Copy each line below that contains "JSON".

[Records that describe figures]
···
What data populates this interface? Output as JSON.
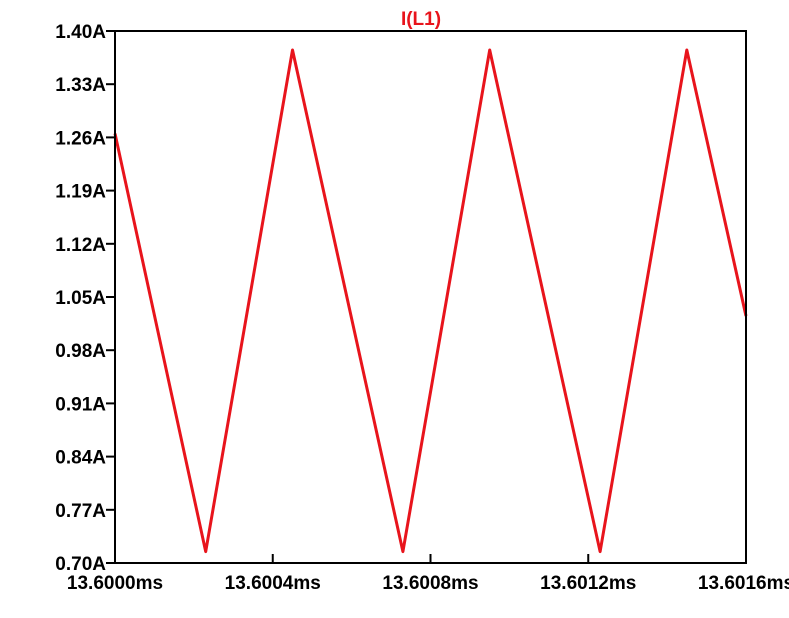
{
  "chart_data": {
    "type": "line",
    "title": "I(L1)",
    "xlabel": "",
    "ylabel": "",
    "xlim": [
      13.6,
      13.6016
    ],
    "ylim": [
      0.7,
      1.4
    ],
    "x_ticks": [
      13.6,
      13.6004,
      13.6008,
      13.6012,
      13.6016
    ],
    "x_tick_labels": [
      "13.6000ms",
      "13.6004ms",
      "13.6008ms",
      "13.6012ms",
      "13.6016ms"
    ],
    "y_ticks": [
      1.4,
      1.33,
      1.26,
      1.19,
      1.12,
      1.05,
      0.98,
      0.91,
      0.84,
      0.77,
      0.7
    ],
    "y_tick_labels": [
      "1.40A",
      "1.33A",
      "1.26A",
      "1.19A",
      "1.12A",
      "1.05A",
      "0.98A",
      "0.91A",
      "0.84A",
      "0.77A",
      "0.70A"
    ],
    "grid": false,
    "series": [
      {
        "name": "I(L1)",
        "color": "#e8141c",
        "x": [
          13.6,
          13.60023,
          13.60045,
          13.60073,
          13.60095,
          13.60123,
          13.60145,
          13.6016
        ],
        "values": [
          1.265,
          0.715,
          1.375,
          0.715,
          1.375,
          0.715,
          1.375,
          1.025
        ]
      }
    ]
  }
}
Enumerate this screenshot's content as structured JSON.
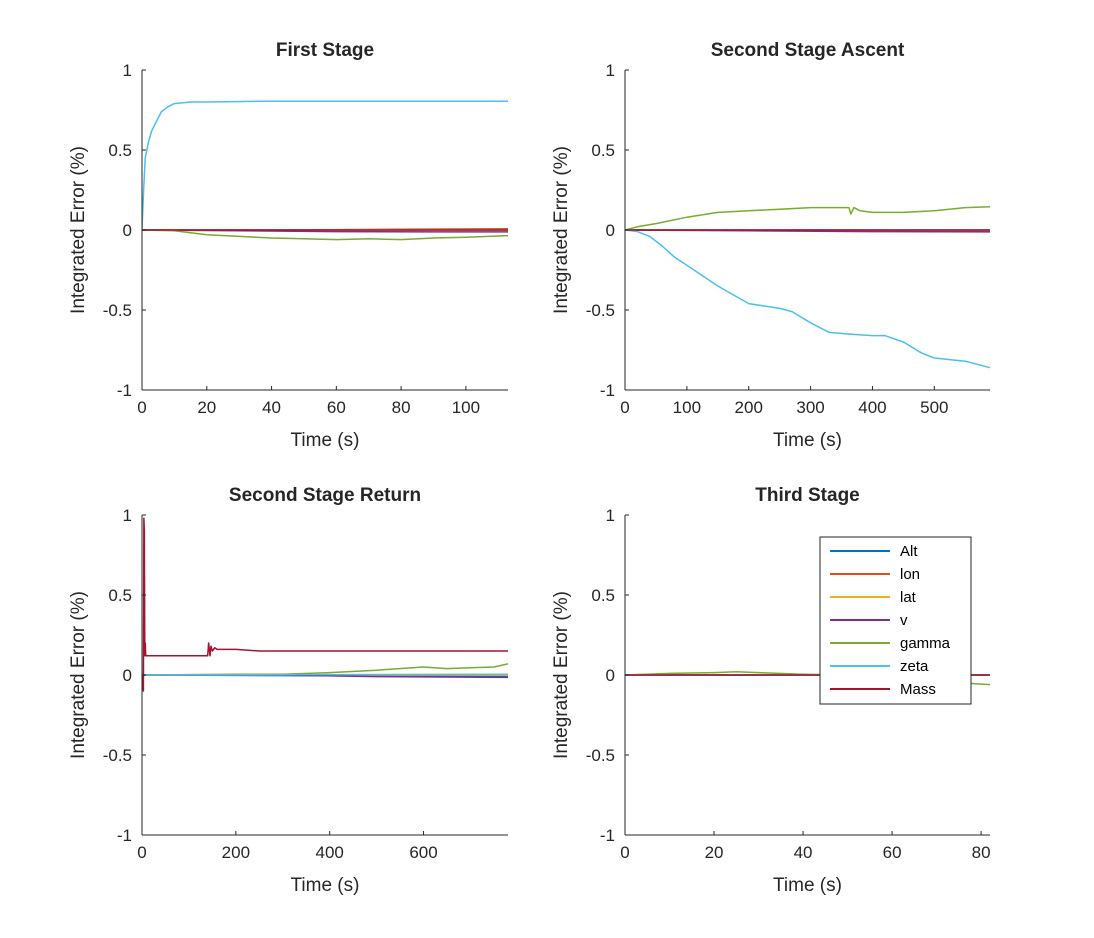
{
  "figure": {
    "legend": {
      "panel": 3,
      "placement": "top-right",
      "entries": [
        {
          "label": "Alt",
          "color": "#0072BD"
        },
        {
          "label": "lon",
          "color": "#D95319"
        },
        {
          "label": "lat",
          "color": "#EDB120"
        },
        {
          "label": "v",
          "color": "#7E2F8E"
        },
        {
          "label": "gamma",
          "color": "#77AC30"
        },
        {
          "label": "zeta",
          "color": "#4DBEEE"
        },
        {
          "label": "Mass",
          "color": "#A2142F"
        }
      ]
    }
  },
  "chart_data": [
    {
      "type": "line",
      "title": "First Stage",
      "xlabel": "Time (s)",
      "ylabel": "Integrated Error (%)",
      "xlim": [
        0,
        113
      ],
      "ylim": [
        -1,
        1
      ],
      "xticks": [
        0,
        20,
        40,
        60,
        80,
        100
      ],
      "yticks": [
        -1,
        -0.5,
        0,
        0.5,
        1
      ],
      "xticklabels": [
        "0",
        "20",
        "40",
        "60",
        "80",
        "100"
      ],
      "yticklabels": [
        "-1",
        "-0.5",
        "0",
        "0.5",
        "1"
      ],
      "grid": false,
      "series": [
        {
          "name": "Alt",
          "x": [
            0,
            113
          ],
          "y": [
            0,
            0
          ]
        },
        {
          "name": "lon",
          "x": [
            0,
            40,
            80,
            113
          ],
          "y": [
            0,
            0.0,
            0.005,
            0.008
          ]
        },
        {
          "name": "lat",
          "x": [
            0,
            113
          ],
          "y": [
            0,
            0
          ]
        },
        {
          "name": "v",
          "x": [
            0,
            30,
            60,
            90,
            113
          ],
          "y": [
            0,
            -0.005,
            -0.01,
            -0.012,
            -0.012
          ]
        },
        {
          "name": "gamma",
          "x": [
            0,
            10,
            20,
            30,
            40,
            50,
            60,
            70,
            80,
            90,
            100,
            113
          ],
          "y": [
            0,
            -0.005,
            -0.03,
            -0.04,
            -0.05,
            -0.055,
            -0.06,
            -0.055,
            -0.06,
            -0.05,
            -0.045,
            -0.035
          ]
        },
        {
          "name": "zeta",
          "x": [
            0,
            0.5,
            1,
            2,
            3,
            4,
            5,
            6,
            8,
            10,
            15,
            20,
            40,
            113
          ],
          "y": [
            0,
            0.25,
            0.45,
            0.55,
            0.62,
            0.66,
            0.7,
            0.74,
            0.77,
            0.79,
            0.8,
            0.8,
            0.805,
            0.805
          ]
        },
        {
          "name": "Mass",
          "x": [
            0,
            113
          ],
          "y": [
            0,
            0
          ]
        }
      ]
    },
    {
      "type": "line",
      "title": "Second Stage Ascent",
      "xlabel": "Time (s)",
      "ylabel": "Integrated Error (%)",
      "xlim": [
        0,
        590
      ],
      "ylim": [
        -1,
        1
      ],
      "xticks": [
        0,
        100,
        200,
        300,
        400,
        500
      ],
      "yticks": [
        -1,
        -0.5,
        0,
        0.5,
        1
      ],
      "xticklabels": [
        "0",
        "100",
        "200",
        "300",
        "400",
        "500"
      ],
      "yticklabels": [
        "-1",
        "-0.5",
        "0",
        "0.5",
        "1"
      ],
      "grid": false,
      "series": [
        {
          "name": "Alt",
          "x": [
            0,
            590
          ],
          "y": [
            0,
            0
          ]
        },
        {
          "name": "lon",
          "x": [
            0,
            590
          ],
          "y": [
            0,
            -0.005
          ]
        },
        {
          "name": "lat",
          "x": [
            0,
            590
          ],
          "y": [
            0,
            0
          ]
        },
        {
          "name": "v",
          "x": [
            0,
            200,
            400,
            590
          ],
          "y": [
            0,
            -0.005,
            -0.01,
            -0.012
          ]
        },
        {
          "name": "gamma",
          "x": [
            0,
            20,
            50,
            100,
            150,
            200,
            250,
            300,
            350,
            362,
            365,
            370,
            380,
            400,
            450,
            500,
            550,
            590
          ],
          "y": [
            0,
            0.02,
            0.04,
            0.08,
            0.11,
            0.12,
            0.13,
            0.14,
            0.14,
            0.14,
            0.1,
            0.14,
            0.12,
            0.11,
            0.11,
            0.12,
            0.14,
            0.145
          ]
        },
        {
          "name": "zeta",
          "x": [
            0,
            20,
            40,
            60,
            80,
            100,
            150,
            200,
            250,
            270,
            300,
            330,
            360,
            400,
            420,
            450,
            480,
            500,
            550,
            590
          ],
          "y": [
            0,
            -0.01,
            -0.04,
            -0.1,
            -0.17,
            -0.22,
            -0.35,
            -0.46,
            -0.49,
            -0.51,
            -0.58,
            -0.64,
            -0.65,
            -0.66,
            -0.66,
            -0.7,
            -0.77,
            -0.8,
            -0.82,
            -0.86
          ]
        },
        {
          "name": "Mass",
          "x": [
            0,
            590
          ],
          "y": [
            0,
            0
          ]
        }
      ]
    },
    {
      "type": "line",
      "title": "Second Stage Return",
      "xlabel": "Time (s)",
      "ylabel": "Integrated Error (%)",
      "xlim": [
        0,
        780
      ],
      "ylim": [
        -1,
        1
      ],
      "xticks": [
        0,
        200,
        400,
        600
      ],
      "yticks": [
        -1,
        -0.5,
        0,
        0.5,
        1
      ],
      "xticklabels": [
        "0",
        "200",
        "400",
        "600"
      ],
      "yticklabels": [
        "-1",
        "-0.5",
        "0",
        "0.5",
        "1"
      ],
      "grid": false,
      "series": [
        {
          "name": "Alt",
          "x": [
            0,
            400,
            780
          ],
          "y": [
            0,
            -0.005,
            -0.01
          ]
        },
        {
          "name": "lon",
          "x": [
            0,
            780
          ],
          "y": [
            0,
            0
          ]
        },
        {
          "name": "lat",
          "x": [
            0,
            780
          ],
          "y": [
            0,
            0
          ]
        },
        {
          "name": "v",
          "x": [
            0,
            300,
            500,
            780
          ],
          "y": [
            0,
            0,
            -0.01,
            -0.015
          ]
        },
        {
          "name": "gamma",
          "x": [
            0,
            200,
            300,
            400,
            500,
            600,
            650,
            700,
            750,
            780
          ],
          "y": [
            0,
            0.005,
            0.005,
            0.015,
            0.03,
            0.05,
            0.04,
            0.045,
            0.05,
            0.07
          ]
        },
        {
          "name": "zeta",
          "x": [
            0,
            780
          ],
          "y": [
            0,
            0.005
          ]
        },
        {
          "name": "Mass",
          "x": [
            0,
            3,
            4,
            5,
            6,
            7,
            8,
            12,
            100,
            140,
            142,
            145,
            147,
            150,
            155,
            160,
            200,
            250,
            400,
            600,
            780
          ],
          "y": [
            0,
            -0.1,
            0.98,
            0.9,
            0.12,
            0.2,
            0.12,
            0.12,
            0.12,
            0.12,
            0.2,
            0.12,
            0.18,
            0.15,
            0.17,
            0.16,
            0.16,
            0.15,
            0.15,
            0.15,
            0.15
          ]
        }
      ]
    },
    {
      "type": "line",
      "title": "Third Stage",
      "xlabel": "Time (s)",
      "ylabel": "Integrated Error (%)",
      "xlim": [
        0,
        82
      ],
      "ylim": [
        -1,
        1
      ],
      "xticks": [
        0,
        20,
        40,
        60,
        80
      ],
      "yticks": [
        -1,
        -0.5,
        0,
        0.5,
        1
      ],
      "xticklabels": [
        "0",
        "20",
        "40",
        "60",
        "80"
      ],
      "yticklabels": [
        "-1",
        "-0.5",
        "0",
        "0.5",
        "1"
      ],
      "grid": false,
      "series": [
        {
          "name": "Alt",
          "x": [
            0,
            82
          ],
          "y": [
            0,
            0
          ]
        },
        {
          "name": "lon",
          "x": [
            0,
            82
          ],
          "y": [
            0,
            0
          ]
        },
        {
          "name": "lat",
          "x": [
            0,
            82
          ],
          "y": [
            0,
            0
          ]
        },
        {
          "name": "v",
          "x": [
            0,
            82
          ],
          "y": [
            0,
            0
          ]
        },
        {
          "name": "gamma",
          "x": [
            0,
            10,
            20,
            25,
            30,
            40,
            50,
            60,
            70,
            82
          ],
          "y": [
            0,
            0.01,
            0.015,
            0.02,
            0.015,
            0.005,
            0.0,
            -0.02,
            -0.04,
            -0.06
          ]
        },
        {
          "name": "zeta",
          "x": [
            0,
            82
          ],
          "y": [
            0,
            0
          ]
        },
        {
          "name": "Mass",
          "x": [
            0,
            82
          ],
          "y": [
            0,
            0
          ]
        }
      ]
    }
  ]
}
···
• _Solution for this problem_
What data populates this interface? Output as JSON.
Enumerate this screenshot's content as structured JSON.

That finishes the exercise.